(Rows from a dataset)
•••••

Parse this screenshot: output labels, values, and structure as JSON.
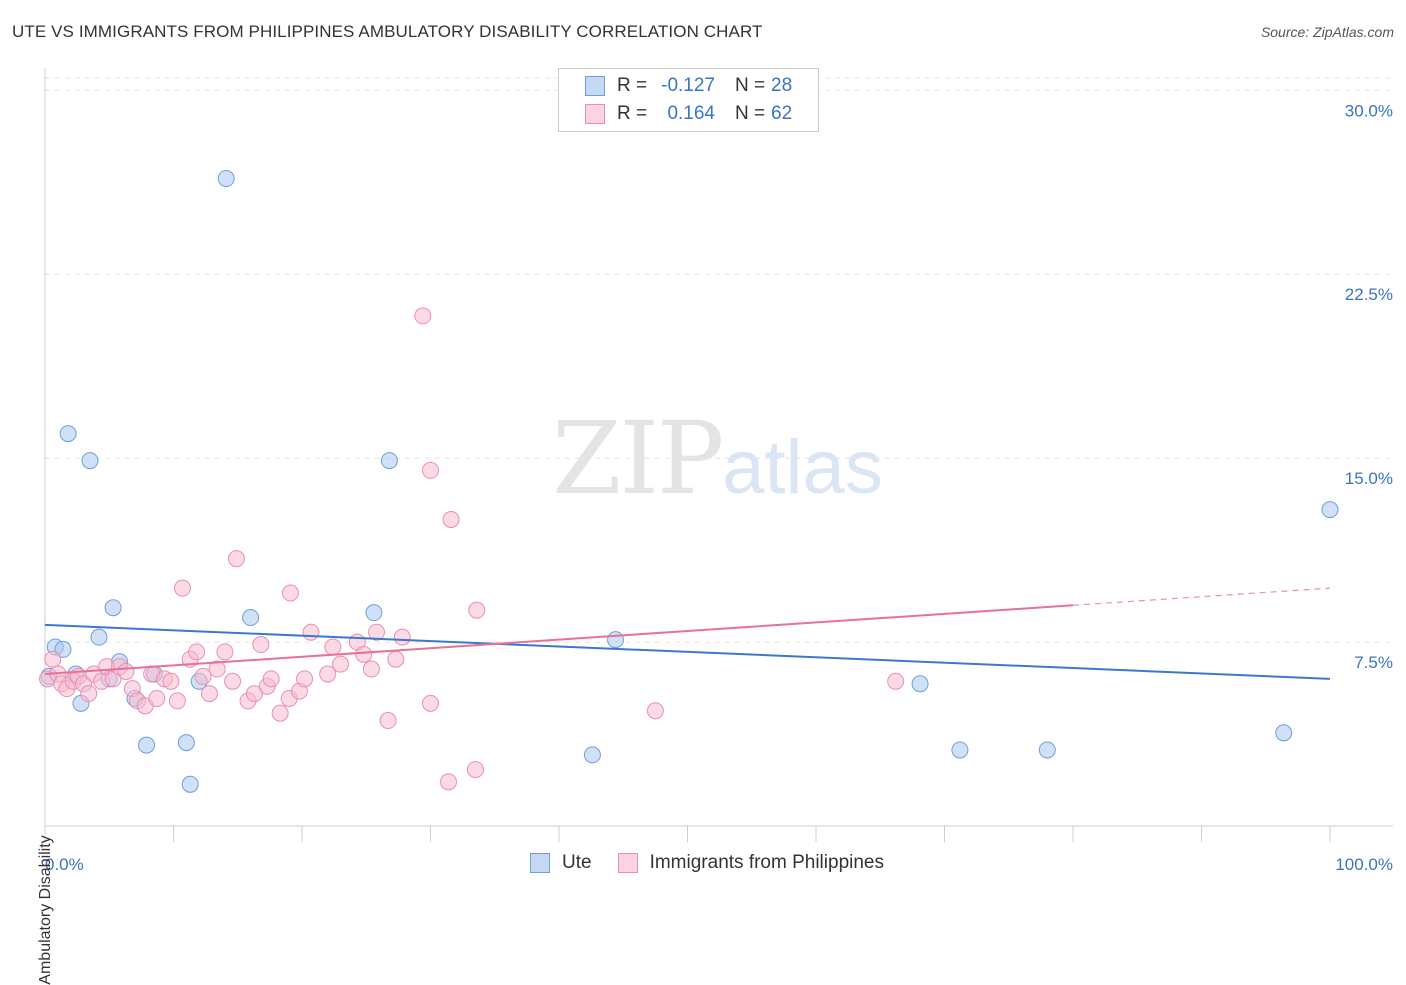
{
  "title": "UTE VS IMMIGRANTS FROM PHILIPPINES AMBULATORY DISABILITY CORRELATION CHART",
  "source": "Source: ZipAtlas.com",
  "watermark": {
    "zip": "ZIP",
    "atlas": "atlas"
  },
  "colors": {
    "ute_fill": "#a9c6ef",
    "ute_stroke": "#6d9fdc",
    "ute_line": "#3a78d0",
    "phil_fill": "#f7bcd0",
    "phil_stroke": "#ea8fb0",
    "phil_line": "#e8709a",
    "tick_label": "#3a74c4",
    "grid": "#e3e3e3"
  },
  "legend": {
    "rows": [
      {
        "r_label": "R =",
        "r_value": "-0.127",
        "n_label": "N =",
        "n_value": "28"
      },
      {
        "r_label": "R =",
        "r_value": "0.164",
        "n_label": "N =",
        "n_value": "62"
      }
    ]
  },
  "bottom_legend": {
    "series_a": "Ute",
    "series_b": "Immigrants from Philippines"
  },
  "chart_data": {
    "type": "scatter",
    "title": "UTE VS IMMIGRANTS FROM PHILIPPINES AMBULATORY DISABILITY CORRELATION CHART",
    "xlabel": "",
    "ylabel": "Ambulatory Disability",
    "xlim": [
      0,
      100
    ],
    "ylim": [
      0,
      30.5
    ],
    "x_tick_labels": [
      {
        "value": 0,
        "label": "0.0%"
      },
      {
        "value": 100,
        "label": "100.0%"
      }
    ],
    "y_ticks": [
      {
        "value": 7.5,
        "label": "7.5%"
      },
      {
        "value": 15.0,
        "label": "15.0%"
      },
      {
        "value": 22.5,
        "label": "22.5%"
      },
      {
        "value": 30.0,
        "label": "30.0%"
      }
    ],
    "x_minor_ticks": [
      0,
      10,
      20,
      30,
      40,
      50,
      60,
      70,
      80,
      90,
      100
    ],
    "grid": true,
    "series": [
      {
        "name": "Ute",
        "points": [
          [
            0.3,
            6.1
          ],
          [
            0.8,
            7.3
          ],
          [
            1.4,
            7.2
          ],
          [
            1.8,
            16.0
          ],
          [
            2.4,
            6.2
          ],
          [
            2.8,
            5.0
          ],
          [
            3.5,
            14.9
          ],
          [
            4.2,
            7.7
          ],
          [
            5.0,
            6.0
          ],
          [
            5.3,
            8.9
          ],
          [
            5.8,
            6.7
          ],
          [
            7.0,
            5.2
          ],
          [
            7.9,
            3.3
          ],
          [
            8.5,
            6.2
          ],
          [
            11.0,
            3.4
          ],
          [
            11.3,
            1.7
          ],
          [
            12.0,
            5.9
          ],
          [
            14.1,
            26.4
          ],
          [
            16.0,
            8.5
          ],
          [
            25.6,
            8.7
          ],
          [
            26.8,
            14.9
          ],
          [
            42.6,
            2.9
          ],
          [
            44.4,
            7.6
          ],
          [
            68.1,
            5.8
          ],
          [
            71.2,
            3.1
          ],
          [
            78.0,
            3.1
          ],
          [
            96.4,
            3.8
          ],
          [
            100.0,
            12.9
          ]
        ],
        "trend": {
          "x": [
            0,
            100
          ],
          "y": [
            8.2,
            6.0
          ],
          "dashed_from": null
        }
      },
      {
        "name": "Immigrants from Philippines",
        "points": [
          [
            0.2,
            6.0
          ],
          [
            0.6,
            6.8
          ],
          [
            1.0,
            6.2
          ],
          [
            1.3,
            5.8
          ],
          [
            1.7,
            5.6
          ],
          [
            2.2,
            5.9
          ],
          [
            2.6,
            6.1
          ],
          [
            3.0,
            5.8
          ],
          [
            3.4,
            5.4
          ],
          [
            3.8,
            6.2
          ],
          [
            4.4,
            5.9
          ],
          [
            4.8,
            6.5
          ],
          [
            5.3,
            6.0
          ],
          [
            5.8,
            6.5
          ],
          [
            6.3,
            6.3
          ],
          [
            6.8,
            5.6
          ],
          [
            7.2,
            5.1
          ],
          [
            7.8,
            4.9
          ],
          [
            8.3,
            6.2
          ],
          [
            8.7,
            5.2
          ],
          [
            9.3,
            6.0
          ],
          [
            9.8,
            5.9
          ],
          [
            10.3,
            5.1
          ],
          [
            10.7,
            9.7
          ],
          [
            11.3,
            6.8
          ],
          [
            11.8,
            7.1
          ],
          [
            12.3,
            6.1
          ],
          [
            12.8,
            5.4
          ],
          [
            13.4,
            6.4
          ],
          [
            14.0,
            7.1
          ],
          [
            14.6,
            5.9
          ],
          [
            14.9,
            10.9
          ],
          [
            15.8,
            5.1
          ],
          [
            16.3,
            5.4
          ],
          [
            16.8,
            7.4
          ],
          [
            17.3,
            5.7
          ],
          [
            17.6,
            6.0
          ],
          [
            18.3,
            4.6
          ],
          [
            19.0,
            5.2
          ],
          [
            19.1,
            9.5
          ],
          [
            19.8,
            5.5
          ],
          [
            20.2,
            6.0
          ],
          [
            20.7,
            7.9
          ],
          [
            22.0,
            6.2
          ],
          [
            22.4,
            7.3
          ],
          [
            23.0,
            6.6
          ],
          [
            24.3,
            7.5
          ],
          [
            24.8,
            7.0
          ],
          [
            25.4,
            6.4
          ],
          [
            25.8,
            7.9
          ],
          [
            26.7,
            4.3
          ],
          [
            27.3,
            6.8
          ],
          [
            27.8,
            7.7
          ],
          [
            29.4,
            20.8
          ],
          [
            30.0,
            14.5
          ],
          [
            30.0,
            5.0
          ],
          [
            31.4,
            1.8
          ],
          [
            31.6,
            12.5
          ],
          [
            33.5,
            2.3
          ],
          [
            33.6,
            8.8
          ],
          [
            47.5,
            4.7
          ],
          [
            66.2,
            5.9
          ]
        ],
        "trend": {
          "x": [
            0,
            100
          ],
          "y": [
            6.2,
            9.7
          ],
          "dashed_from": 80
        }
      }
    ]
  }
}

•••••

What you are asked to do>
A faithful copy of the records above is needed, with the pictures left out.

Solution>
Parse this screenshot: output labels, values, and structure as JSON.
{
  "title": "UTE VS IMMIGRANTS FROM PHILIPPINES AMBULATORY DISABILITY CORRELATION CHART",
  "source": "Source: ZipAtlas.com",
  "watermark": {
    "zip": "ZIP",
    "atlas": "atlas"
  },
  "colors": {
    "ute_fill": "#a9c6ef",
    "ute_stroke": "#6d9fdc",
    "ute_line": "#3a78d0",
    "phil_fill": "#f7bcd0",
    "phil_stroke": "#ea8fb0",
    "phil_line": "#e8709a",
    "tick_label": "#3a74c4",
    "grid": "#e3e3e3"
  },
  "legend": {
    "rows": [
      {
        "r_label": "R =",
        "r_value": "-0.127",
        "n_label": "N =",
        "n_value": "28"
      },
      {
        "r_label": "R =",
        "r_value": "0.164",
        "n_label": "N =",
        "n_value": "62"
      }
    ]
  },
  "bottom_legend": {
    "series_a": "Ute",
    "series_b": "Immigrants from Philippines"
  },
  "chart_data": {
    "type": "scatter",
    "title": "UTE VS IMMIGRANTS FROM PHILIPPINES AMBULATORY DISABILITY CORRELATION CHART",
    "xlabel": "",
    "ylabel": "Ambulatory Disability",
    "xlim": [
      0,
      100
    ],
    "ylim": [
      0,
      30.5
    ],
    "x_tick_labels": [
      {
        "value": 0,
        "label": "0.0%"
      },
      {
        "value": 100,
        "label": "100.0%"
      }
    ],
    "y_ticks": [
      {
        "value": 7.5,
        "label": "7.5%"
      },
      {
        "value": 15.0,
        "label": "15.0%"
      },
      {
        "value": 22.5,
        "label": "22.5%"
      },
      {
        "value": 30.0,
        "label": "30.0%"
      }
    ],
    "x_minor_ticks": [
      0,
      10,
      20,
      30,
      40,
      50,
      60,
      70,
      80,
      90,
      100
    ],
    "grid": true,
    "series": [
      {
        "name": "Ute",
        "points": [
          [
            0.3,
            6.1
          ],
          [
            0.8,
            7.3
          ],
          [
            1.4,
            7.2
          ],
          [
            1.8,
            16.0
          ],
          [
            2.4,
            6.2
          ],
          [
            2.8,
            5.0
          ],
          [
            3.5,
            14.9
          ],
          [
            4.2,
            7.7
          ],
          [
            5.0,
            6.0
          ],
          [
            5.3,
            8.9
          ],
          [
            5.8,
            6.7
          ],
          [
            7.0,
            5.2
          ],
          [
            7.9,
            3.3
          ],
          [
            8.5,
            6.2
          ],
          [
            11.0,
            3.4
          ],
          [
            11.3,
            1.7
          ],
          [
            12.0,
            5.9
          ],
          [
            14.1,
            26.4
          ],
          [
            16.0,
            8.5
          ],
          [
            25.6,
            8.7
          ],
          [
            26.8,
            14.9
          ],
          [
            42.6,
            2.9
          ],
          [
            44.4,
            7.6
          ],
          [
            68.1,
            5.8
          ],
          [
            71.2,
            3.1
          ],
          [
            78.0,
            3.1
          ],
          [
            96.4,
            3.8
          ],
          [
            100.0,
            12.9
          ]
        ],
        "trend": {
          "x": [
            0,
            100
          ],
          "y": [
            8.2,
            6.0
          ],
          "dashed_from": null
        }
      },
      {
        "name": "Immigrants from Philippines",
        "points": [
          [
            0.2,
            6.0
          ],
          [
            0.6,
            6.8
          ],
          [
            1.0,
            6.2
          ],
          [
            1.3,
            5.8
          ],
          [
            1.7,
            5.6
          ],
          [
            2.2,
            5.9
          ],
          [
            2.6,
            6.1
          ],
          [
            3.0,
            5.8
          ],
          [
            3.4,
            5.4
          ],
          [
            3.8,
            6.2
          ],
          [
            4.4,
            5.9
          ],
          [
            4.8,
            6.5
          ],
          [
            5.3,
            6.0
          ],
          [
            5.8,
            6.5
          ],
          [
            6.3,
            6.3
          ],
          [
            6.8,
            5.6
          ],
          [
            7.2,
            5.1
          ],
          [
            7.8,
            4.9
          ],
          [
            8.3,
            6.2
          ],
          [
            8.7,
            5.2
          ],
          [
            9.3,
            6.0
          ],
          [
            9.8,
            5.9
          ],
          [
            10.3,
            5.1
          ],
          [
            10.7,
            9.7
          ],
          [
            11.3,
            6.8
          ],
          [
            11.8,
            7.1
          ],
          [
            12.3,
            6.1
          ],
          [
            12.8,
            5.4
          ],
          [
            13.4,
            6.4
          ],
          [
            14.0,
            7.1
          ],
          [
            14.6,
            5.9
          ],
          [
            14.9,
            10.9
          ],
          [
            15.8,
            5.1
          ],
          [
            16.3,
            5.4
          ],
          [
            16.8,
            7.4
          ],
          [
            17.3,
            5.7
          ],
          [
            17.6,
            6.0
          ],
          [
            18.3,
            4.6
          ],
          [
            19.0,
            5.2
          ],
          [
            19.1,
            9.5
          ],
          [
            19.8,
            5.5
          ],
          [
            20.2,
            6.0
          ],
          [
            20.7,
            7.9
          ],
          [
            22.0,
            6.2
          ],
          [
            22.4,
            7.3
          ],
          [
            23.0,
            6.6
          ],
          [
            24.3,
            7.5
          ],
          [
            24.8,
            7.0
          ],
          [
            25.4,
            6.4
          ],
          [
            25.8,
            7.9
          ],
          [
            26.7,
            4.3
          ],
          [
            27.3,
            6.8
          ],
          [
            27.8,
            7.7
          ],
          [
            29.4,
            20.8
          ],
          [
            30.0,
            14.5
          ],
          [
            30.0,
            5.0
          ],
          [
            31.4,
            1.8
          ],
          [
            31.6,
            12.5
          ],
          [
            33.5,
            2.3
          ],
          [
            33.6,
            8.8
          ],
          [
            47.5,
            4.7
          ],
          [
            66.2,
            5.9
          ]
        ],
        "trend": {
          "x": [
            0,
            100
          ],
          "y": [
            6.2,
            9.7
          ],
          "dashed_from": 80
        }
      }
    ]
  }
}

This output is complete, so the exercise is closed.